* Task goal
Where a line contains the word "image", copy that line in full.

═════ Input records

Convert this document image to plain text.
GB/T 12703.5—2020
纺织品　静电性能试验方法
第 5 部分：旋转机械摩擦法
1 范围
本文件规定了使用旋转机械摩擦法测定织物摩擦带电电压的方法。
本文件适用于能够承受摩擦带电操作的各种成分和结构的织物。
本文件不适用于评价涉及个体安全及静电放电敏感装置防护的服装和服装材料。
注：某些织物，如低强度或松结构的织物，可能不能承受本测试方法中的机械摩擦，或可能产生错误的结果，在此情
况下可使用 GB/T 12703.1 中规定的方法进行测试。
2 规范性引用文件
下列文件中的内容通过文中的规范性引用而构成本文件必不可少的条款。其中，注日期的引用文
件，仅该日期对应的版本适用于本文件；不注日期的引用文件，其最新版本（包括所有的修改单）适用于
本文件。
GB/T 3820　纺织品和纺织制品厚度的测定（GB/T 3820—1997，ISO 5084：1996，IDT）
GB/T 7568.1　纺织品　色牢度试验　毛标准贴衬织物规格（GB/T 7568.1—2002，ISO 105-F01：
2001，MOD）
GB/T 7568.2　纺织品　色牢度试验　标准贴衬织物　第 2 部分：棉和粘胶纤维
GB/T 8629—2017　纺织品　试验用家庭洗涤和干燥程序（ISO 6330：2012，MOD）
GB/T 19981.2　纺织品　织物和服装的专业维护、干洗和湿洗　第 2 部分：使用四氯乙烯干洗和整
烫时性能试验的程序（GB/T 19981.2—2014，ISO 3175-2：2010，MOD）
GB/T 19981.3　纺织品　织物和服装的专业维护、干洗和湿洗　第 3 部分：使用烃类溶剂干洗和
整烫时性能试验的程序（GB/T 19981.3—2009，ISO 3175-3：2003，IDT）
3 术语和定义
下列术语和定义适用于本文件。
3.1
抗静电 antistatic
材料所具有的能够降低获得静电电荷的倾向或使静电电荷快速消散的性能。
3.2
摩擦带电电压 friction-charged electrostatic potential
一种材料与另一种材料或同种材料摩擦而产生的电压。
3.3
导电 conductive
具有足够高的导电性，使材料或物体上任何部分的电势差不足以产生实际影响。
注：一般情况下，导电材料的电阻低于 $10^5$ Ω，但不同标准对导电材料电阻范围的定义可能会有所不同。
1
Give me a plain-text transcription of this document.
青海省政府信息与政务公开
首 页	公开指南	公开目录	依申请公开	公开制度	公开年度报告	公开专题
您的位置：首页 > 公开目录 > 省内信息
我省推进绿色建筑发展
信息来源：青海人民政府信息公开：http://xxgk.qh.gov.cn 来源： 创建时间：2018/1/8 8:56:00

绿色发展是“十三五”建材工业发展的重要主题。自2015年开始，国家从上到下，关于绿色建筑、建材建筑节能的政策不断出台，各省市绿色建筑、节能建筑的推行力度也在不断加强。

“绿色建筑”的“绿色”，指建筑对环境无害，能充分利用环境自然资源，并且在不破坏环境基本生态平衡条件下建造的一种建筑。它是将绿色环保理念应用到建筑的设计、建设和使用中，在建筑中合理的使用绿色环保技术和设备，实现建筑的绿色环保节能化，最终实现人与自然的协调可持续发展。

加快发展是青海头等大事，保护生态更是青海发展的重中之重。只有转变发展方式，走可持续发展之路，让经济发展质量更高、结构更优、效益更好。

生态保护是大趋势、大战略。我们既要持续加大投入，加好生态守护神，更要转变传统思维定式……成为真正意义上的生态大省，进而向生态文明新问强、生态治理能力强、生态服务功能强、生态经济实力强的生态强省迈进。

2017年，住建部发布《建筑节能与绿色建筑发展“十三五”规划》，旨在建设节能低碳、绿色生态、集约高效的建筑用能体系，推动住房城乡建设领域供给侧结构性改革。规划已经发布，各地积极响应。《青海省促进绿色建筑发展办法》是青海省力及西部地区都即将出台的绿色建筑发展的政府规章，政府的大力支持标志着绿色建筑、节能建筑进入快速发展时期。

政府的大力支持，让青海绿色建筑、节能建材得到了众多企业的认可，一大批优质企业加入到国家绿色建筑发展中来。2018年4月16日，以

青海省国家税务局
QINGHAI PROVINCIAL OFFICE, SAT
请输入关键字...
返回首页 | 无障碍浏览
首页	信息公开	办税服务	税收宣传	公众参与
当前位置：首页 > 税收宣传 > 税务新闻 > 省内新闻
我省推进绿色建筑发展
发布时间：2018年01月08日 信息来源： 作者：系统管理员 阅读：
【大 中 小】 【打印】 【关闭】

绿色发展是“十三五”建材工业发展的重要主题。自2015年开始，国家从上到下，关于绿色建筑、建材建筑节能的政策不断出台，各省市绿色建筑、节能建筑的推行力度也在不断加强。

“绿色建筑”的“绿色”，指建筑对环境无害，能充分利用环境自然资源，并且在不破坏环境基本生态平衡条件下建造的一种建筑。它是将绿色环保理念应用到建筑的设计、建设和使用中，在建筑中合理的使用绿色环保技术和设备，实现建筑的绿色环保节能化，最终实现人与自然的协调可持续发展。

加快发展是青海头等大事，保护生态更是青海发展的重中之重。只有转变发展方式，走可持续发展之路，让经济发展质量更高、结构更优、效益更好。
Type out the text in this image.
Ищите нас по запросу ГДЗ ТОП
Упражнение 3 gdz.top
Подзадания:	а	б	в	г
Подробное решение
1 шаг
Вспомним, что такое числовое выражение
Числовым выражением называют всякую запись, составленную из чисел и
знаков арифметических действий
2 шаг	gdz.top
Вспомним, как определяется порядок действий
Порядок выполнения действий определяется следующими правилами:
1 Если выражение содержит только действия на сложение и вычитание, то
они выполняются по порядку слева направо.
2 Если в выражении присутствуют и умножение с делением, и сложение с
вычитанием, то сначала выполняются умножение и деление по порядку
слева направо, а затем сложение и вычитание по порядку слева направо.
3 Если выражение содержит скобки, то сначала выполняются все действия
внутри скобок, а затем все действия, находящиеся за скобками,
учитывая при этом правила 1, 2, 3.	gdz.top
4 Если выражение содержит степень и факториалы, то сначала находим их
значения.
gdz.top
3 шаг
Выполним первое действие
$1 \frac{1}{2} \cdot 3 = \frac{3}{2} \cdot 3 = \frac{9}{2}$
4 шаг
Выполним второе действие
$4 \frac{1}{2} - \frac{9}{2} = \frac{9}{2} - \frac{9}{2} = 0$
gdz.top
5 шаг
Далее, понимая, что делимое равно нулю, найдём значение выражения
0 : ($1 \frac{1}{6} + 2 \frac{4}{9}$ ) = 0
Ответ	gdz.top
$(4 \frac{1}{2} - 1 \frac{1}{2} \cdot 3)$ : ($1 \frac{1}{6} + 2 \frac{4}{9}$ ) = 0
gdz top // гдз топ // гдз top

══════════

* Response to the task
Convert this document image to plain text.
Type out the text in this image.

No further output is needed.